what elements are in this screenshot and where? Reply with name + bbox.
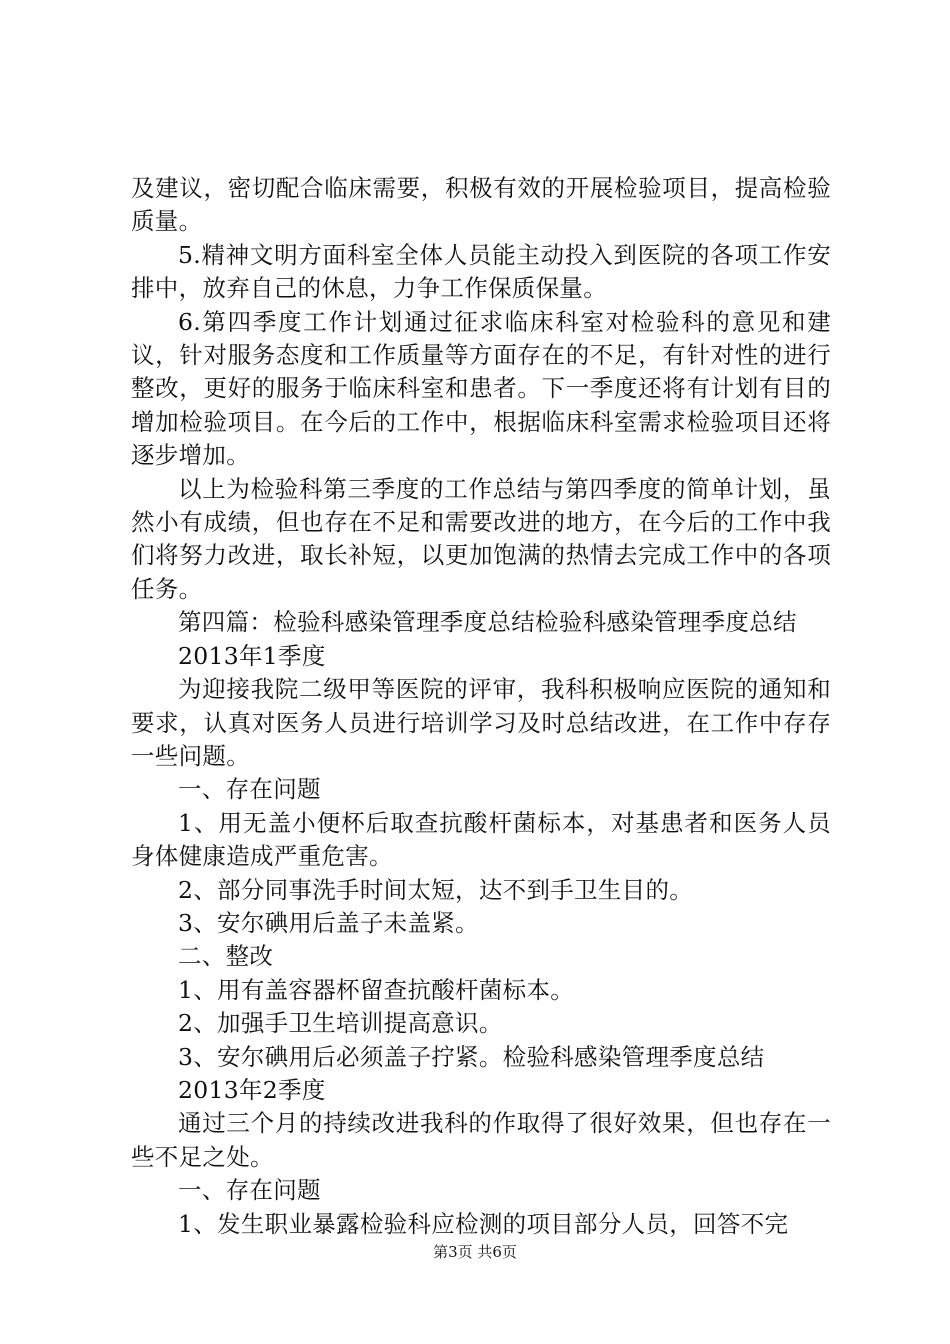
page-footer: 第3页 共6页 [433, 1243, 517, 1261]
paragraph: 2013年2季度 [178, 1075, 326, 1104]
paragraph: 3、安尔碘用后必须盖子拧紧。检验科感染管理季度总结 [178, 1042, 765, 1071]
paragraph: 以上为检验科第三季度的工作总结与第四季度的简单计划，虽然小有成绩，但也存在不足和需要改进的地方，在今后的工作中我们将努力改进，取长补短，以更加饱满的热情去完成工作中的各项任务。 [131, 474, 831, 603]
paragraph: 二、整改 [178, 942, 274, 971]
paragraph: 第四篇：检验科感染管理季度总结检验科感染管理季度总结 [178, 608, 797, 637]
paragraph: 一、存在问题 [178, 775, 321, 804]
paragraph: 2、加强手卫生培训提高意识。 [178, 1009, 503, 1038]
paragraph: 为迎接我院二级甲等医院的评审，我科积极响应医院的通知和要求，认真对医务人员进行培训学习及时总结改进，在工作中存存一些问题。 [131, 675, 831, 770]
paragraph: 2、部分同事洗手时间太短，达不到手卫生目的。 [178, 875, 694, 904]
paragraph: 1、用有盖容器杯留查抗酸杆菌标本。 [178, 975, 575, 1004]
paragraph: 通过三个月的持续改进我科的作取得了很好效果，但也存在一些不足之处。 [131, 1109, 831, 1171]
paragraph: 3、安尔碘用后盖子未盖紧。 [178, 908, 479, 937]
paragraph: 2013年1季度 [178, 641, 326, 670]
paragraph: 6.第四季度工作计划通过征求临床科室对检验科的意见和建议，针对服务态度和工作质量等方面存在的不足，有针对性的进行整改，更好的服务于临床科室和患者。下一季度还将有计划有目的增加检验项目。在今后的工作中，根据临床科室需求检验项目还将逐步增加。 [131, 307, 831, 470]
document-body [131, 172, 831, 1241]
paragraph: 一、存在问题 [178, 1176, 321, 1205]
paragraph: 1、用无盖小便杯后取查抗酸杆菌标本，对基患者和医务人员身体健康造成严重危害。 [131, 808, 831, 871]
paragraph: 及建议，密切配合临床需要，积极有效的开展检验项目，提高检验质量。 [131, 174, 831, 236]
paragraph: 1、发生职业暴露检验科应检测的项目部分人员，回答不完 [178, 1209, 789, 1238]
paragraph: 5.精神文明方面科室全体人员能主动投入到医院的各项工作安排中，放弃自己的休息，力争工作保质保量。 [131, 240, 831, 303]
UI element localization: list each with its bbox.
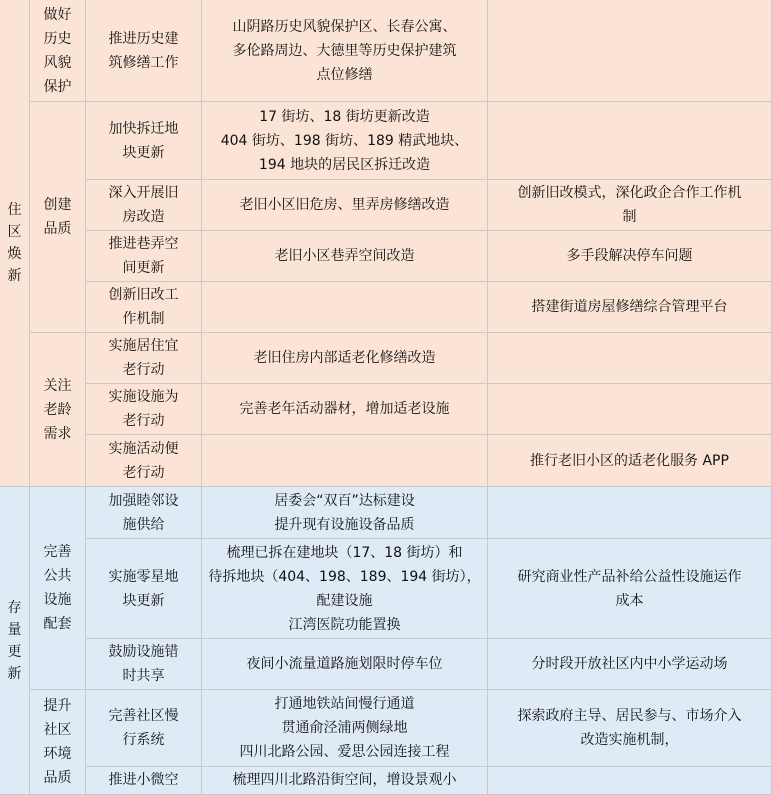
content-cell [202, 282, 488, 333]
text-line: 鼓励设施错 [108, 644, 179, 660]
task-text [109, 117, 179, 165]
text-line: 山阴路历史风貌保护区、长春公寓、 [232, 18, 457, 35]
section-cell-zhuqu [0, 0, 30, 487]
group-cell [30, 690, 86, 795]
task-text [109, 27, 179, 75]
text-line: 194 地块的居民区拆迁改造 [258, 156, 431, 173]
text-line: 加快拆迁地 [108, 120, 179, 137]
text-line: 实施零星地 [108, 568, 179, 585]
group-label [44, 374, 72, 446]
task-text [109, 385, 179, 433]
content-cell [202, 639, 488, 690]
text-line: 创新旧改工 [108, 287, 179, 303]
text-line: 创新旧改模式，深化政企合作工作机 [517, 185, 742, 201]
task-text [109, 283, 179, 331]
mechanism-cell [488, 102, 772, 180]
task-text [109, 640, 179, 688]
task-text [109, 704, 179, 752]
text-line: 公共 [43, 568, 72, 584]
task-cell [86, 384, 202, 435]
text-line: 需求 [43, 425, 72, 442]
text-line: 社区 [43, 722, 72, 738]
mechanism-cell [488, 690, 772, 767]
text-line: 推进巷弄空 [108, 236, 179, 252]
text-line: 探索政府主导、居民参与、市场介入 [517, 708, 742, 724]
text-line: 梳理四川北路沿街空间，增设景观小 [232, 772, 457, 788]
mechanism-text [518, 565, 742, 613]
task-text [109, 489, 179, 537]
task-text [109, 768, 179, 792]
text-line: 推进历史建 [108, 30, 179, 47]
text-line: 配建设施 [316, 592, 373, 609]
text-line: 块更新 [122, 144, 165, 161]
task-cell [86, 282, 202, 333]
mechanism-cell [488, 0, 772, 102]
text-line: 块更新 [122, 592, 165, 609]
group-label [44, 3, 72, 99]
group-label [44, 193, 72, 241]
text-line: 老旧小区巷弄空间改造 [274, 248, 415, 264]
content-cell [202, 435, 488, 487]
task-cell [86, 0, 202, 102]
text-line: 创建 [43, 197, 72, 213]
task-cell [86, 539, 202, 639]
content-text [254, 346, 436, 370]
text-line: 时共享 [122, 668, 165, 684]
text-line: 设施 [43, 592, 72, 608]
text-line: 老旧小区旧危房、里弄房修缮改造 [239, 197, 450, 213]
text-line: 实施活动便 [108, 440, 179, 457]
mechanism-cell [488, 487, 772, 539]
text-line: 加强睦邻设 [108, 492, 179, 509]
text-line: 点位修缮 [316, 66, 373, 83]
content-cell [202, 333, 488, 384]
task-text [109, 437, 179, 485]
text-line: 筑修缮工作 [108, 54, 179, 71]
mechanism-cell [488, 231, 772, 282]
text-line: 梳理已拆在建地块（17、18 街坊）和 [226, 544, 463, 561]
text-line: 作机制 [122, 311, 165, 327]
content-cell [202, 539, 488, 639]
text-line: 完善老年活动器材，增加适老设施 [239, 401, 450, 417]
task-cell [86, 690, 202, 767]
text-line: 老龄 [43, 401, 72, 418]
text-line: 推行老旧小区的适老化服务 APP [530, 452, 729, 469]
text-line: 历史 [43, 30, 72, 47]
text-line: 配套 [43, 616, 72, 632]
content-text [233, 768, 457, 792]
mechanism-cell [488, 282, 772, 333]
text-line: 待拆地块（404、198、189、194 街坊）， [208, 568, 481, 585]
text-line: 改造实施机制， [580, 732, 679, 748]
text-line: 施供给 [122, 516, 165, 533]
content-text [233, 15, 457, 87]
content-text [275, 244, 415, 268]
group-cell [30, 487, 86, 690]
text-line: 保护 [43, 78, 72, 95]
text-line: 研究商业性产品补给公益性设施运作 [517, 568, 742, 585]
content-cell [202, 384, 488, 435]
mechanism-text [518, 181, 742, 229]
text-line: 江湾医院功能置换 [288, 616, 401, 633]
mechanism-text [530, 449, 729, 473]
text-line: 多伦路周边、大德里等历史保护建筑 [232, 42, 457, 59]
text-line: 行系统 [122, 732, 165, 748]
text-line: 提升 [43, 698, 72, 714]
text-line: 环境 [43, 746, 72, 762]
group-label [44, 540, 72, 636]
text-line: 分时段开放社区内中小学运动场 [531, 656, 728, 672]
mechanism-cell [488, 639, 772, 690]
text-line: 房改造 [122, 209, 165, 225]
text-line: 实施居住宜 [108, 338, 179, 354]
task-text [109, 334, 179, 382]
group-cell [30, 333, 86, 487]
text-line: 老旧住房内部适老化修缮改造 [253, 350, 436, 366]
text-line: 完善社区慢 [108, 708, 179, 724]
task-cell [86, 102, 202, 180]
text-line: 关注 [43, 377, 72, 394]
text-line: 深入开展旧 [108, 185, 179, 201]
content-cell [202, 767, 488, 795]
content-text [240, 692, 450, 764]
task-cell [86, 639, 202, 690]
mechanism-text [567, 244, 693, 268]
text-line: 17 街坊、18 街坊更新改造 [259, 108, 430, 125]
mechanism-cell [488, 180, 772, 231]
content-text [247, 652, 443, 676]
task-cell [86, 180, 202, 231]
text-line: 夜间小流量道路施划限时停车位 [246, 656, 443, 672]
task-cell [86, 767, 202, 795]
mechanism-cell [488, 539, 772, 639]
text-line: 间更新 [122, 260, 165, 276]
content-cell [202, 180, 488, 231]
task-text [109, 565, 179, 613]
text-line: 居委会“双百”达标建设 [274, 492, 415, 509]
text-line: 风貌 [43, 54, 72, 71]
mechanism-text [518, 704, 742, 752]
content-text [274, 489, 415, 537]
text-line: 四川北路公园、爱思公园连接工程 [239, 744, 450, 760]
text-line: 老行动 [122, 464, 165, 481]
content-cell [202, 0, 488, 102]
section-cell-cunliang [0, 487, 30, 795]
mechanism-cell [488, 767, 772, 795]
mechanism-text [532, 295, 728, 319]
task-text [109, 232, 179, 280]
mechanism-text [532, 652, 728, 676]
task-cell [86, 231, 202, 282]
section-label: 存量更新 [7, 599, 22, 682]
content-text [240, 193, 450, 217]
text-line: 实施设施为 [108, 389, 179, 405]
text-line: 多手段解决停车问题 [566, 248, 693, 264]
text-line: 推进小微空 [108, 772, 179, 788]
text-line: 做好 [43, 6, 72, 23]
mechanism-cell [488, 384, 772, 435]
task-cell [86, 435, 202, 487]
content-cell [202, 487, 488, 539]
mechanism-cell [488, 435, 772, 487]
text-line: 老行动 [122, 413, 165, 429]
group-label [44, 694, 72, 790]
task-cell [86, 487, 202, 539]
mechanism-cell [488, 333, 772, 384]
text-line: 提升现有设施设备品质 [274, 516, 415, 533]
text-line: 404 街坊、198 街坊、189 精武地块、 [220, 132, 469, 149]
text-line: 打通地铁站间慢行通道 [274, 696, 415, 712]
content-text [240, 397, 450, 421]
text-line: 品质 [43, 221, 72, 237]
group-cell [30, 102, 86, 333]
content-cell [202, 231, 488, 282]
text-line: 制 [622, 209, 637, 225]
section-label: 住区焕新 [7, 202, 22, 284]
text-line: 老行动 [122, 362, 165, 378]
content-text [221, 105, 469, 177]
text-line: 搭建街道房屋修缮综合管理平台 [531, 299, 728, 315]
text-line: 贯通俞泾浦两侧绿地 [281, 720, 408, 736]
text-line: 品质 [43, 770, 72, 786]
content-cell [202, 102, 488, 180]
text-line: 完善 [43, 544, 72, 560]
content-text [208, 541, 480, 637]
task-text [109, 181, 179, 229]
content-cell [202, 690, 488, 767]
task-cell [86, 333, 202, 384]
group-cell [30, 0, 86, 102]
text-line: 成本 [615, 592, 644, 609]
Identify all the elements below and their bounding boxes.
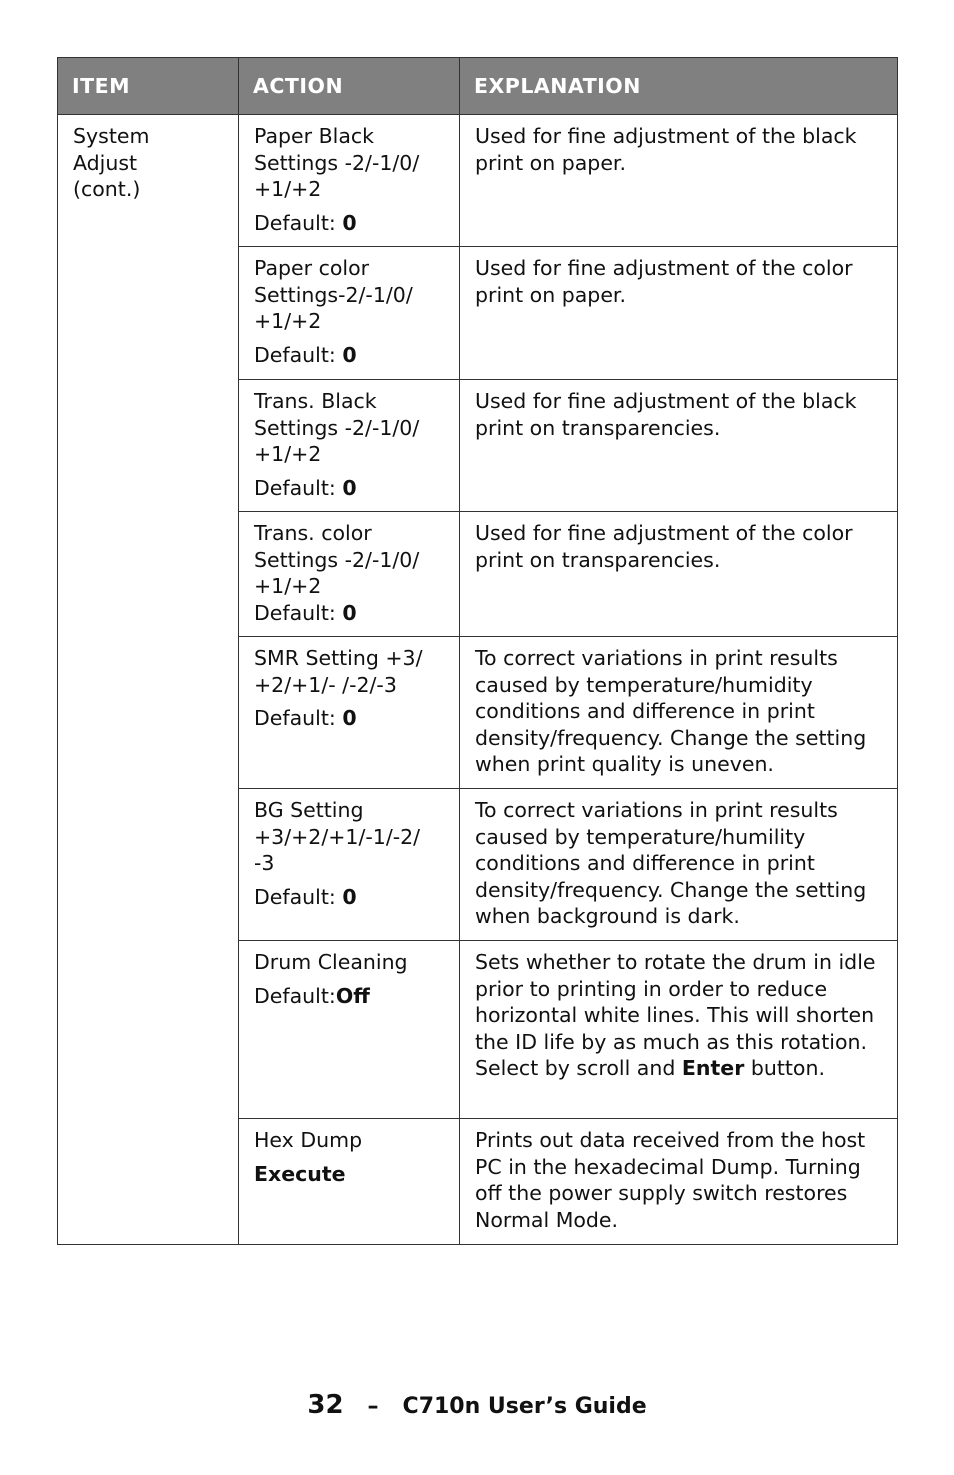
default-value: 0 [342, 884, 357, 909]
default-label: Default: [254, 600, 343, 625]
explanation-cell [460, 941, 898, 1119]
explanation-tail: button. [744, 1056, 825, 1080]
default-line [254, 600, 445, 627]
explanation-cell: Used for fine adjustment of the black print on transparencies. [460, 380, 898, 512]
guide-title: C710n User’s Guide [402, 1394, 647, 1419]
explanation-cell: Prints out data received from the host PC in the hexadecimal Dump. Turning off the power supply switch restores Normal Mode. [460, 1119, 898, 1245]
action-line: Settings -2/-1/0/ [254, 415, 420, 440]
action-cell [239, 115, 460, 247]
explanation-cell: Used for fine adjustment of the color print on paper. [460, 247, 898, 380]
action-line: +1/+2 [254, 442, 322, 466]
default-line [254, 705, 445, 732]
default-label: Default: [254, 706, 343, 730]
item-line: Adjust [73, 150, 138, 175]
default-value: Off [335, 983, 370, 1008]
action-line: Hex Dump [254, 1128, 363, 1152]
item-line: System [73, 124, 150, 148]
action-line: +2/+1/- /-2/-3 [254, 672, 397, 697]
action-line: Drum Cleaning [254, 950, 408, 974]
default-label: Default: [254, 210, 343, 235]
default-line [254, 884, 445, 911]
default-line [254, 210, 445, 237]
default-line [254, 983, 445, 1010]
action-line: Settings -2/-1/0/ [254, 547, 420, 572]
default-line [254, 1161, 445, 1188]
action-cell [239, 1119, 460, 1245]
default-value: Execute [254, 1161, 346, 1186]
action-line: +1/+2 [254, 574, 322, 598]
header-explanation: EXPLANATION [460, 58, 898, 115]
item-line: (cont.) [73, 177, 141, 201]
table-row [58, 115, 898, 247]
action-line: Trans. color [254, 521, 372, 545]
action-line: Settings-2/-1/0/ [254, 282, 413, 307]
explanation-cell: To correct variations in print results caused by temperature/humility conditions and difference in print density/frequency. Change the setting when background is dark. [460, 789, 898, 941]
action-cell [239, 380, 460, 512]
action-cell [239, 247, 460, 380]
action-line: Trans. Black [254, 389, 377, 413]
table-header-row [58, 58, 898, 115]
settings-table [57, 57, 898, 1245]
page-number: 32 [307, 1390, 344, 1420]
default-label: Default: [254, 475, 343, 500]
enter-key-label: Enter [681, 1056, 745, 1080]
item-cell [58, 115, 239, 1245]
action-cell [239, 512, 460, 637]
action-line: +1/+2 [254, 309, 322, 333]
default-label: Default: [254, 983, 336, 1008]
explanation-cell: Used for fine adjustment of the black print on paper. [460, 115, 898, 247]
default-line [254, 475, 445, 502]
default-line [254, 342, 445, 369]
page-footer [0, 1390, 954, 1420]
action-line: -3 [254, 851, 275, 875]
default-value: 0 [342, 342, 357, 367]
header-item: ITEM [58, 58, 239, 115]
default-label: Default: [254, 342, 343, 367]
action-line: BG Setting [254, 798, 364, 822]
action-cell [239, 941, 460, 1119]
header-action: ACTION [239, 58, 460, 115]
action-line: Paper color [254, 256, 370, 280]
action-line: +1/+2 [254, 177, 322, 201]
action-cell [239, 637, 460, 789]
explanation-cell: To correct variations in print results caused by temperature/humidity conditions and difference in print density/frequency. Change the setting when print quality is uneven. [460, 637, 898, 789]
default-value: 0 [342, 600, 357, 625]
default-value: 0 [342, 475, 357, 500]
explanation-text: Sets whether to rotate the drum in idle prior to printing in order to reduce horizontal white lines. This will shorten the ID life by as much as this rotation. Select by scroll and [475, 950, 876, 1080]
default-value: 0 [342, 210, 357, 235]
action-line: Settings -2/-1/0/ [254, 150, 420, 175]
action-line: Paper Black [254, 124, 375, 148]
action-cell [239, 789, 460, 941]
default-value: 0 [342, 706, 357, 730]
default-label: Default: [254, 884, 343, 909]
action-line: +3/+2/+1/-1/-2/ [254, 824, 421, 849]
explanation-cell: Used for fine adjustment of the color print on transparencies. [460, 512, 898, 637]
footer-dash: – [367, 1394, 379, 1419]
action-line: SMR Setting +3/ [254, 646, 423, 670]
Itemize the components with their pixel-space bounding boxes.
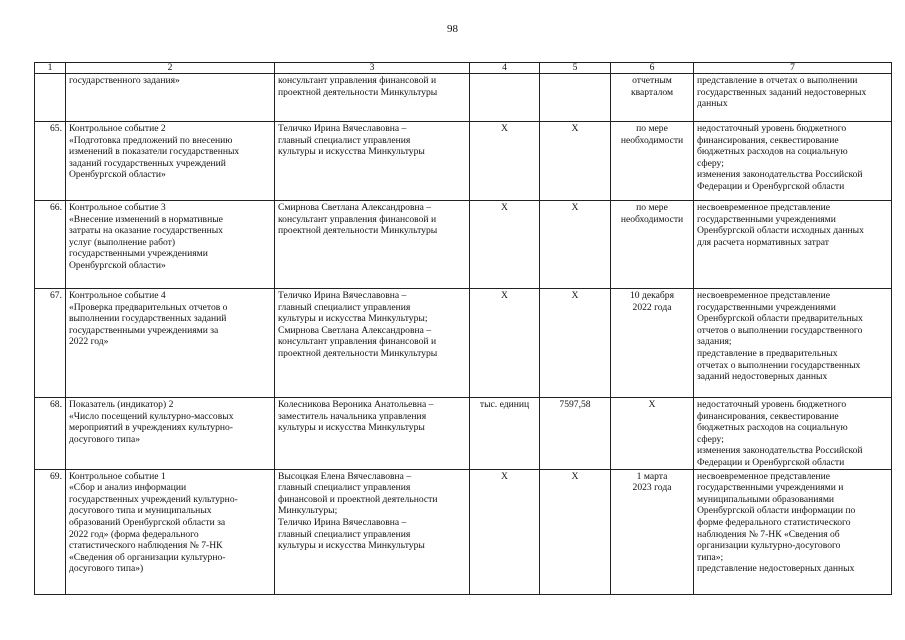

====================

Ketentuan Latihan –
Tuliskan ulang tanpa perubahan apa pun baris-baris catatan dari baris yang memuat "default-value: 0 [342, 884, 357, 909]" sampai baris yang memuat "guide-title: C710n User’s", termasuk kedua baris tersebut. Jangan sertakan baris lain.

Penyelesaian Tugas –
default-value: 0 [342, 884, 357, 909]
default-label: Default: [254, 600, 343, 625]
explanation-cell [460, 941, 898, 1119]
explanation-tail: button. [744, 1056, 825, 1080]
default-line [254, 600, 445, 627]
explanation-cell: Used for fine adjustment of the black print on transparencies. [460, 380, 898, 512]
guide-title: C710n User’s Guide [402, 1394, 647, 1419]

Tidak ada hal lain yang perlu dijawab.